-- Requirement --
Using the listing below, report all lines holding the word "name".

+===+

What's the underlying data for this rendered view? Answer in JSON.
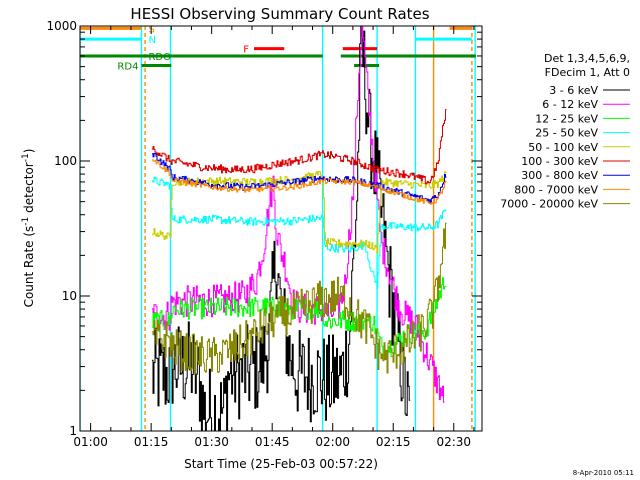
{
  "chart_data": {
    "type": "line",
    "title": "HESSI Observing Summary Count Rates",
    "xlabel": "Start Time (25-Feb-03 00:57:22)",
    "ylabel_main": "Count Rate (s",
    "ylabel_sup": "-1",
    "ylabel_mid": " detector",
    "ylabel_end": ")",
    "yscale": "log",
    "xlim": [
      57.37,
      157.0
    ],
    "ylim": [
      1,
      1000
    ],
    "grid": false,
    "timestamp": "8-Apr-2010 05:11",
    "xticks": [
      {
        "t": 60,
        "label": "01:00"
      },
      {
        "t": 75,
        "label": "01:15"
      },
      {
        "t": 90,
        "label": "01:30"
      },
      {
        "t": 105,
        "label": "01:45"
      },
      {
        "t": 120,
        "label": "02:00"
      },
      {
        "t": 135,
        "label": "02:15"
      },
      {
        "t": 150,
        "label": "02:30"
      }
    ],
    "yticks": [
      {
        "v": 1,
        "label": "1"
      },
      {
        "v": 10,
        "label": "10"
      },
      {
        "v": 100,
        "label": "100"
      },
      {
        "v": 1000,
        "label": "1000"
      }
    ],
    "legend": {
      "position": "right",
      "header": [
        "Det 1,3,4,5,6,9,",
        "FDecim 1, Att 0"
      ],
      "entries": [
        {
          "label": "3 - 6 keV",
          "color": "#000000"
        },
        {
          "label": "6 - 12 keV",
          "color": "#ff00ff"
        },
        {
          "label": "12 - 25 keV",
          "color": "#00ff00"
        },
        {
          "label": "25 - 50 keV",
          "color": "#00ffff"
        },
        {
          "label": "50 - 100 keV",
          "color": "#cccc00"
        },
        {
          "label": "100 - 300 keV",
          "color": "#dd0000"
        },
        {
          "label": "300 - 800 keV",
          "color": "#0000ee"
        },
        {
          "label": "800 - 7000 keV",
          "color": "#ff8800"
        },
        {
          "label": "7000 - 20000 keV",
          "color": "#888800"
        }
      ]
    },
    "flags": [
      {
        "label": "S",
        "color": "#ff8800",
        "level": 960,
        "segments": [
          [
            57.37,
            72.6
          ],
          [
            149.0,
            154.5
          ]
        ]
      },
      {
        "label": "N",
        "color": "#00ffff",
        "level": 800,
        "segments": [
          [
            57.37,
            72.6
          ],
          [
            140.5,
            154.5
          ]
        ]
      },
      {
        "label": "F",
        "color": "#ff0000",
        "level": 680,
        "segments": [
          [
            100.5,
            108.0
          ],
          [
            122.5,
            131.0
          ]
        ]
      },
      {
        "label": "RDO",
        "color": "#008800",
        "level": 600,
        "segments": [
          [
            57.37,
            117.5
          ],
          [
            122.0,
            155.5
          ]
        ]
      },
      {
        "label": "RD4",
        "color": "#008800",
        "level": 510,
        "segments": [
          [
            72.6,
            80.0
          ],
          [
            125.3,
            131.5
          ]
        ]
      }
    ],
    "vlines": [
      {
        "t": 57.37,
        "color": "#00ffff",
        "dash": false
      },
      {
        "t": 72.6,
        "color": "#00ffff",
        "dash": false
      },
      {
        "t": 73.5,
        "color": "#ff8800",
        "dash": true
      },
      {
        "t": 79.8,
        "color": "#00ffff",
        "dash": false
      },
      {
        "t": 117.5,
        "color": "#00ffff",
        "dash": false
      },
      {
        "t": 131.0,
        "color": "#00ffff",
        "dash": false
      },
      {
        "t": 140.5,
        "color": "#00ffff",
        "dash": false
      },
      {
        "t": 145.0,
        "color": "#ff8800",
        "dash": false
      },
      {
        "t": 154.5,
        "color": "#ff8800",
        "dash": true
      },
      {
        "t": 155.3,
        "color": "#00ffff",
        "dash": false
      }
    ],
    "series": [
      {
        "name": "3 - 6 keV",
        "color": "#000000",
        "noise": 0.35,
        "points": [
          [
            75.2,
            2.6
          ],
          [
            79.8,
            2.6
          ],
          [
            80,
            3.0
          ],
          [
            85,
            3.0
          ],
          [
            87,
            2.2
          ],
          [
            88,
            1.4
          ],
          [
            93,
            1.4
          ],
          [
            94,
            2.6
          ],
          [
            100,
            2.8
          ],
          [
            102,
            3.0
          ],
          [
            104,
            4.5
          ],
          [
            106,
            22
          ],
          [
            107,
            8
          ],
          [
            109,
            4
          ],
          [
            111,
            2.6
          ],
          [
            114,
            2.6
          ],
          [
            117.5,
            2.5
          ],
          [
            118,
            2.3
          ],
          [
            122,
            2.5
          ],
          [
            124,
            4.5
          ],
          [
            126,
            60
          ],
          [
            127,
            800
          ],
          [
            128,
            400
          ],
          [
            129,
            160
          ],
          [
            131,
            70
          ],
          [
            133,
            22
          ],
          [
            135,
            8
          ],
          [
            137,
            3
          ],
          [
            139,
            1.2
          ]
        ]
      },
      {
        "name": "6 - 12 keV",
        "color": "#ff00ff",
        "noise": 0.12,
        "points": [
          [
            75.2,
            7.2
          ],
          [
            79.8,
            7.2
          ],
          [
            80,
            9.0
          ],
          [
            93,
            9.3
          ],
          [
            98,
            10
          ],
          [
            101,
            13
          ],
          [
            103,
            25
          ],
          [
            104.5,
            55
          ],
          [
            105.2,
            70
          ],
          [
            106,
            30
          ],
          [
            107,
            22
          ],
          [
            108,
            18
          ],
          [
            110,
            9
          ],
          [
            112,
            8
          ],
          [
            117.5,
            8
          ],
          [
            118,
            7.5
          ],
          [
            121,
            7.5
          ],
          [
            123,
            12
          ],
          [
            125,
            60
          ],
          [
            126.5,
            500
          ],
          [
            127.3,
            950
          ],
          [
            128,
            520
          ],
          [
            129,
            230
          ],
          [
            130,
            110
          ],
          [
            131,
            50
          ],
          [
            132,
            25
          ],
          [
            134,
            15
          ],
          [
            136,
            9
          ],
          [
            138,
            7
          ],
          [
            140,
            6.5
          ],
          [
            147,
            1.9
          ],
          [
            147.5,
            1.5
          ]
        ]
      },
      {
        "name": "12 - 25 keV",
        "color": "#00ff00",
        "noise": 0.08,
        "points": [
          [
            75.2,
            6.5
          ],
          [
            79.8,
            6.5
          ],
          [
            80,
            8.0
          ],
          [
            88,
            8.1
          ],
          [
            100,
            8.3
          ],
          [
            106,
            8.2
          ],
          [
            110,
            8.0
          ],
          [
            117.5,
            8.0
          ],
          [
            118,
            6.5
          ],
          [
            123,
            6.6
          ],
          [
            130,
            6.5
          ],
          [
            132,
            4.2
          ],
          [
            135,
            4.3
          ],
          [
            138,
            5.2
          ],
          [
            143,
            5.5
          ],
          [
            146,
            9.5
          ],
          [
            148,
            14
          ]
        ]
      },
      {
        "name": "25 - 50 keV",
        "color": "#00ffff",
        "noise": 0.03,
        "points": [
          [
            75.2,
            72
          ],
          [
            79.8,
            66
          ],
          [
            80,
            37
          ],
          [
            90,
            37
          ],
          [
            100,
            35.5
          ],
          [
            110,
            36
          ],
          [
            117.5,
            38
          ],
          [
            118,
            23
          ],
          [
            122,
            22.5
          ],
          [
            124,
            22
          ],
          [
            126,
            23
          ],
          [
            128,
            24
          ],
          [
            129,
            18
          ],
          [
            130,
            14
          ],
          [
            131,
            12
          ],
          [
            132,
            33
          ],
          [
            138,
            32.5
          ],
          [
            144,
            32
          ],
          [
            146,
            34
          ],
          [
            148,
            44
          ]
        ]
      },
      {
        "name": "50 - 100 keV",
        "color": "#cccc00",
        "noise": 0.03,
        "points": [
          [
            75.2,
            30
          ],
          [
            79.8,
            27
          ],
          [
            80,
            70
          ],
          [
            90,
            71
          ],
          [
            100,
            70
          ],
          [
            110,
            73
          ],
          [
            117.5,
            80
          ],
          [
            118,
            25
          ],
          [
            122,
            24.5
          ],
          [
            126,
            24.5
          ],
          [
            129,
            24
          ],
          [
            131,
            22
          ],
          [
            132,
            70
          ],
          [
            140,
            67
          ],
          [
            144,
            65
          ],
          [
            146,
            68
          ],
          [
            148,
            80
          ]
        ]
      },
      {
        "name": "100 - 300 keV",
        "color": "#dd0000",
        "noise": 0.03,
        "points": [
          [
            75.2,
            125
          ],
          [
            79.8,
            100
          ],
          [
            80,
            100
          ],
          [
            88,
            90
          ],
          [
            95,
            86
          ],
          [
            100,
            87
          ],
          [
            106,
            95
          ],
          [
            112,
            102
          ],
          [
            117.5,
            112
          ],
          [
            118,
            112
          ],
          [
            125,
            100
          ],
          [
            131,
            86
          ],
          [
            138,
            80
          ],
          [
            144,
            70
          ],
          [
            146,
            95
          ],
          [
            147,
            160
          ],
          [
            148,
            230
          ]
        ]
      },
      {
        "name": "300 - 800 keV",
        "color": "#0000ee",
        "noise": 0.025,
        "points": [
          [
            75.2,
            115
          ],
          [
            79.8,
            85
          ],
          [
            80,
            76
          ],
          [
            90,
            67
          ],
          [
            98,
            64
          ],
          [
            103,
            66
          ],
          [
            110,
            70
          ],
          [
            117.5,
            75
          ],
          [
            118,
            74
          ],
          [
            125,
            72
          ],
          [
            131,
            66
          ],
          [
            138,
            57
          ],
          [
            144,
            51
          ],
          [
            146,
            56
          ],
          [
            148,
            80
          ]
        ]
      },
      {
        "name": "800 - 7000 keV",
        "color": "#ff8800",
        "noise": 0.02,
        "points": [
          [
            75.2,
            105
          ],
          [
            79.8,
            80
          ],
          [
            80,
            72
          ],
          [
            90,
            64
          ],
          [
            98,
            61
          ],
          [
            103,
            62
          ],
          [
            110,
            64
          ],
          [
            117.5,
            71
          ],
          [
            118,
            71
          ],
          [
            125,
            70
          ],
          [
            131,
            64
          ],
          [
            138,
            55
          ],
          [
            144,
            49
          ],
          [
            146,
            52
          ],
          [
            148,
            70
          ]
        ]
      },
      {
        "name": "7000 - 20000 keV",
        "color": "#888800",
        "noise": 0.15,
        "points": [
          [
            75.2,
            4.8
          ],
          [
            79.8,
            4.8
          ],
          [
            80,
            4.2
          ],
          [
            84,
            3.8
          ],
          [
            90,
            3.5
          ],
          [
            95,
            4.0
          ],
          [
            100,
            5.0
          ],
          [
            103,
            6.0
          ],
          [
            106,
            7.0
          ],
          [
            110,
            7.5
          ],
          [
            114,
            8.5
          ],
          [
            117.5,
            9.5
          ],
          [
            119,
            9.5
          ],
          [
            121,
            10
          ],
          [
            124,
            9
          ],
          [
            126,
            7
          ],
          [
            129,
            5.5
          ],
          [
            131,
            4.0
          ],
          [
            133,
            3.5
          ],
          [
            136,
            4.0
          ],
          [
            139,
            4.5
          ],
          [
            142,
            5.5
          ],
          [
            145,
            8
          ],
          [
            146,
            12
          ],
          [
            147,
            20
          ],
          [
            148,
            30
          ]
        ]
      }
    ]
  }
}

+===+

-- Answer to the exercise --
        "name": "3 - 6 keV",
        "name": "6 - 12 keV",
        "name": "12 - 25 keV",
        "name": "25 - 50 keV",
        "name": "50 - 100 keV",
        "name": "100 - 300 keV",
        "name": "300 - 800 keV",
        "name": "800 - 7000 keV",
        "name": "7000 - 20000 keV",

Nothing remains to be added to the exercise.